> [Texto proporcionado]:
#####

Ariel lo pierde todo, su voz, su familia, su riqueza. Y también pierde a su mejor amigo Flounder, quien, como buen amichi, ya le había advertido: “por ahí no es, papanatas”. En última instancia, termina perdiendo la vida por el “amor verdadero”. Eric, que sigue siendo un boludo, pero para justificarlo la historia nos dice que está “embrujado” por Úrsula—una mujer, qué raro—decide casarse con otra desconocida. Pero, pero, pero, a último momento sale del embrujo, se da cuenta que Ariel es efectivamente “la elegida” y se casan. Acá no ha pasado nada. Colorín colorado, son felices por siempre, comieron perdices.

Lo que nadie nos dice es que Ariel recuperó su vida, pero, a la vez, la perdió. Ahora es consorte, ya no podrá aspirar a ser reina, no canta, no baila, se separó de su familia y amigos y, como si esto no fuera poco, tuvo que adaptar su cuerpo a los requerimientos de su amado. Ah, pero encontró el verdadero amor.

“Ser salvadas” como retrato de las mujeres en los relatos de la cultura popular (Foto: iStock)

¿Es este un final feliz para Ariel?
Esta es una pregunta importante y que me gustaría que todxs nos hiciéramos. ¿Lo que Ariel obtuvo, el “amor verdadero”, vale todo lo que sacrificó para obtenerlo?

#####

[Datos de anotación de diseño]

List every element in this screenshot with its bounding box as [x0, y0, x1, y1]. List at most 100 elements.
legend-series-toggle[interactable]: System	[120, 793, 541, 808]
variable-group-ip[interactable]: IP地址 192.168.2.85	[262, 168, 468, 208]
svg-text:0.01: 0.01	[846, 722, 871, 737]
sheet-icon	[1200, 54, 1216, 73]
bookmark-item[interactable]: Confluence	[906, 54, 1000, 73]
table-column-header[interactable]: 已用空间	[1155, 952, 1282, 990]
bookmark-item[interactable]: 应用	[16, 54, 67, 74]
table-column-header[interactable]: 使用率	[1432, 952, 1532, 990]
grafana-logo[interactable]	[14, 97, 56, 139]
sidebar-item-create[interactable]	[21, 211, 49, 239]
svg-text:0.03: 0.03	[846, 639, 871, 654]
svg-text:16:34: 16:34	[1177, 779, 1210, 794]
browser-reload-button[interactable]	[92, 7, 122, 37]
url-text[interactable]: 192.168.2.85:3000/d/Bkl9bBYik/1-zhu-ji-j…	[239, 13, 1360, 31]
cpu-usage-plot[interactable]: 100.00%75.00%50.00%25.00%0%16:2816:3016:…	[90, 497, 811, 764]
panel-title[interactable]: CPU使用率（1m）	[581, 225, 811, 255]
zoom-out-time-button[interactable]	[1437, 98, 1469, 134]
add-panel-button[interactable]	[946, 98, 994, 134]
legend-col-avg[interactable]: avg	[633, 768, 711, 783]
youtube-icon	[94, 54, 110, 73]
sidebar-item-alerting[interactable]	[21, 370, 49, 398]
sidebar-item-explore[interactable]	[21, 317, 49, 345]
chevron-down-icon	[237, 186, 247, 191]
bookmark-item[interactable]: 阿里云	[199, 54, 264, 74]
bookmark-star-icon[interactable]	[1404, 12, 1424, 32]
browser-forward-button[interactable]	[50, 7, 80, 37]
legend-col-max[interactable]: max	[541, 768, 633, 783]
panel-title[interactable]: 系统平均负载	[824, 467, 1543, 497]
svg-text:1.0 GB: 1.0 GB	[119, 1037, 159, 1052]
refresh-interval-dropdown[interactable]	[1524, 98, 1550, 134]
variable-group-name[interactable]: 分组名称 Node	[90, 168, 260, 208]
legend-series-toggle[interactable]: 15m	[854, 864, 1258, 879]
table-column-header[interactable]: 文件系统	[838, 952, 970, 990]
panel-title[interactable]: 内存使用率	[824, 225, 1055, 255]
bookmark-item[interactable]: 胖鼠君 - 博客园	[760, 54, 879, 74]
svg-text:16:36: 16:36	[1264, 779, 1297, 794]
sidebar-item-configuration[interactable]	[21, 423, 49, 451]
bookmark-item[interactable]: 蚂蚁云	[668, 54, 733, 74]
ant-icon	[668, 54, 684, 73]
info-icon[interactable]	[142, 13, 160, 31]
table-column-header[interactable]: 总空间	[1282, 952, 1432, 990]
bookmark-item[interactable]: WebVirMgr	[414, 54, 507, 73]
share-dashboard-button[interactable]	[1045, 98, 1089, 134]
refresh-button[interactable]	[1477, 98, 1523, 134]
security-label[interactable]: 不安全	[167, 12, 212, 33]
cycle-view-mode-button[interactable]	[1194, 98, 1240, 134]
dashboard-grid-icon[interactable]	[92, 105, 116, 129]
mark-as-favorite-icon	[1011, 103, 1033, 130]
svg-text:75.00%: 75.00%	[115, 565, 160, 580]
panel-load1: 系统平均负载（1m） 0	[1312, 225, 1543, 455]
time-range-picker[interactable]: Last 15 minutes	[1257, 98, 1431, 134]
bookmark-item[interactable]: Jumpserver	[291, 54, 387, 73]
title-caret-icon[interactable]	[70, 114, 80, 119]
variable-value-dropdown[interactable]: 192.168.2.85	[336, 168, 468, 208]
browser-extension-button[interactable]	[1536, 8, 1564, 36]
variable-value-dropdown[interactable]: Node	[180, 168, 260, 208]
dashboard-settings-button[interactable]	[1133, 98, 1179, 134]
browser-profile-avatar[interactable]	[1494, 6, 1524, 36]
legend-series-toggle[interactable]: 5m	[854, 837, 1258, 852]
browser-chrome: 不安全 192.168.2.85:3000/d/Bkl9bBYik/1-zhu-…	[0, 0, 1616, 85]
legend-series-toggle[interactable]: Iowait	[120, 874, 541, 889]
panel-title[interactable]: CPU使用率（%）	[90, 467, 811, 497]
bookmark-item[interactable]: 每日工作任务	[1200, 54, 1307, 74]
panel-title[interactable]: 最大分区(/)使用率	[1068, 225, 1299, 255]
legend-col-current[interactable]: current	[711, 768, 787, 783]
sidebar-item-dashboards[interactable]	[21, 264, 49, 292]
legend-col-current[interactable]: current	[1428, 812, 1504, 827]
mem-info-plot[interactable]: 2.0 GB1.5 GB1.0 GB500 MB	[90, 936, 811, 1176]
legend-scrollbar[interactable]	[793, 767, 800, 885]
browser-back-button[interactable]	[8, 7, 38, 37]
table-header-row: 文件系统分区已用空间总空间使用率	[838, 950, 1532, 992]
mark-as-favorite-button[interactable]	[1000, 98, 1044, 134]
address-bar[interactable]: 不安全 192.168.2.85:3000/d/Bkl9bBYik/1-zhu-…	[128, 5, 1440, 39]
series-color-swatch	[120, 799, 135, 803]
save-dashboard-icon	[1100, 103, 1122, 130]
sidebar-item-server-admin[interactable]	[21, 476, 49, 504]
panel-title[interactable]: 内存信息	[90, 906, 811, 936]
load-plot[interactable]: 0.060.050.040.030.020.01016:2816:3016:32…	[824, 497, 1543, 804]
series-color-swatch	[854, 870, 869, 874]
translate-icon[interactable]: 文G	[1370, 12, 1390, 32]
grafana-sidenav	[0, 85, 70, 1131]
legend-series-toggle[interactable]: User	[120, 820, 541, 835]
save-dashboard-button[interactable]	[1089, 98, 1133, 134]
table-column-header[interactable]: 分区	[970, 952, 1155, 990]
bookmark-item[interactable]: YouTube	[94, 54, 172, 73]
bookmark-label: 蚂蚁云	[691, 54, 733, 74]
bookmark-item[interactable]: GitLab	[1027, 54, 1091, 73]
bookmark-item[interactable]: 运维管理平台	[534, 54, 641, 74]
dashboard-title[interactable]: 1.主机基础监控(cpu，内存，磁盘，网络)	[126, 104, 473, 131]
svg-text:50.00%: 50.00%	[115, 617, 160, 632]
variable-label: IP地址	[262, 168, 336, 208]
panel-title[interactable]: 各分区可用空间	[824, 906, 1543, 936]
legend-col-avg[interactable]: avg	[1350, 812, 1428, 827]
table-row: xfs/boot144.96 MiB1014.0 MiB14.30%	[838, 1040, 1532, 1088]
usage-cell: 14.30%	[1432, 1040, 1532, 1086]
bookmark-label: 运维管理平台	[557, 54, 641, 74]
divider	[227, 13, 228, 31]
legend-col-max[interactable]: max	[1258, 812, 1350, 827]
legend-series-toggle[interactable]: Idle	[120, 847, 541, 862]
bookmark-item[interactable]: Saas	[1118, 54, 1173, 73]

#####

> [Tarea a realizar]: Reproduce el fragmento del texto sobre Ariel que empieza en las palabras "Lo que nadie" y termina después de "sacrificó para obtenerlo?".

> [Respuesta escrita]:
Lo que nadie nos dice es que Ariel recuperó su vida, pero, a la vez, la perdió. Ahora es consorte, ya no podrá aspirar a ser reina, no canta, no baila, se separó de su familia y amigos y, como si esto no fuera poco, tuvo que adaptar su cuerpo a los requerimientos de su amado. Ah, pero encontró el verdadero amor.

“Ser salvadas” como retrato de las mujeres en los relatos de la cultura popular (Foto: iStock)

¿Es este un final feliz para Ariel?
Esta es una pregunta importante y que me gustaría que todxs nos hiciéramos. ¿Lo que Ariel obtuvo, el “amor verdadero”, vale todo lo que sacrificó para obtenerlo?